#### THE REQUEST:
Write out the material exactly, leaving every picture behind.
--- start of SUPPLIED INFORMATION ---
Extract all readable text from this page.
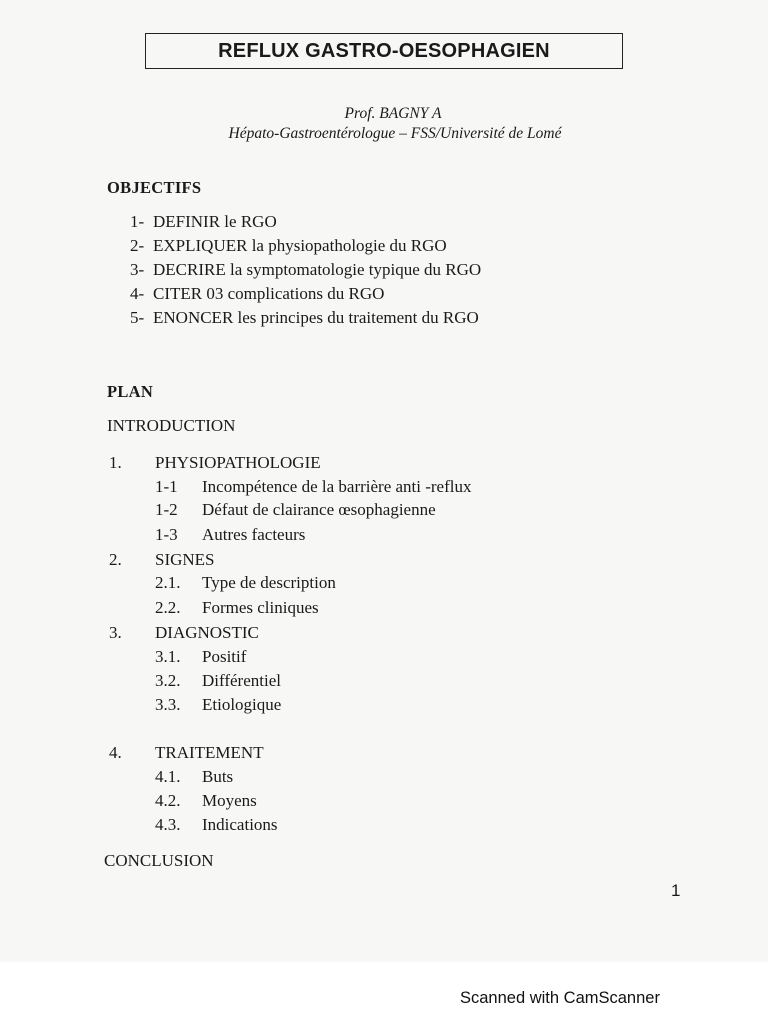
REFLUX GASTRO-OESOPHAGIEN
Prof. BAGNY A
Hépato-Gastroentérologue – FSS/Université de Lomé
OBJECTIFS
1- DEFINIR le RGO
2- EXPLIQUER la physiopathologie du RGO
3- DECRIRE la symptomatologie typique du RGO
4- CITER 03 complications du RGO
5- ENONCER les principes du traitement du RGO
PLAN
INTRODUCTION
1. PHYSIOPATHOLOGIE
1-1 Incompétence de la barrière anti -reflux
1-2 Défaut de clairance œsophagienne
1-3 Autres facteurs
2. SIGNES
2.1. Type de description
2.2. Formes cliniques
3. DIAGNOSTIC
3.1. Positif
3.2. Différentiel
3.3. Etiologique
4. TRAITEMENT
4.1. Buts
4.2. Moyens
4.3. Indications
CONCLUSION
1
Scanned with CamScanner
--- end of SUPPLIED INFORMATION ---
#### RESPONSE:
Extract all readable text from this page.
REFLUX GASTRO-OESOPHAGIEN
Prof. BAGNY A
Hépato-Gastroentérologue – FSS/Université de Lomé
OBJECTIFS
1- DEFINIR le RGO
2- EXPLIQUER la physiopathologie du RGO
3- DECRIRE la symptomatologie typique du RGO
4- CITER 03 complications du RGO
5- ENONCER les principes du traitement du RGO
PLAN
INTRODUCTION
1. PHYSIOPATHOLOGIE
1-1 Incompétence de la barrière anti -reflux
1-2 Défaut de clairance œsophagienne
1-3 Autres facteurs
2. SIGNES
2.1. Type de description
2.2. Formes cliniques
3. DIAGNOSTIC
3.1. Positif
3.2. Différentiel
3.3. Etiologique
4. TRAITEMENT
4.1. Buts
4.2. Moyens
4.3. Indications
CONCLUSION
1
Scanned with CamScanner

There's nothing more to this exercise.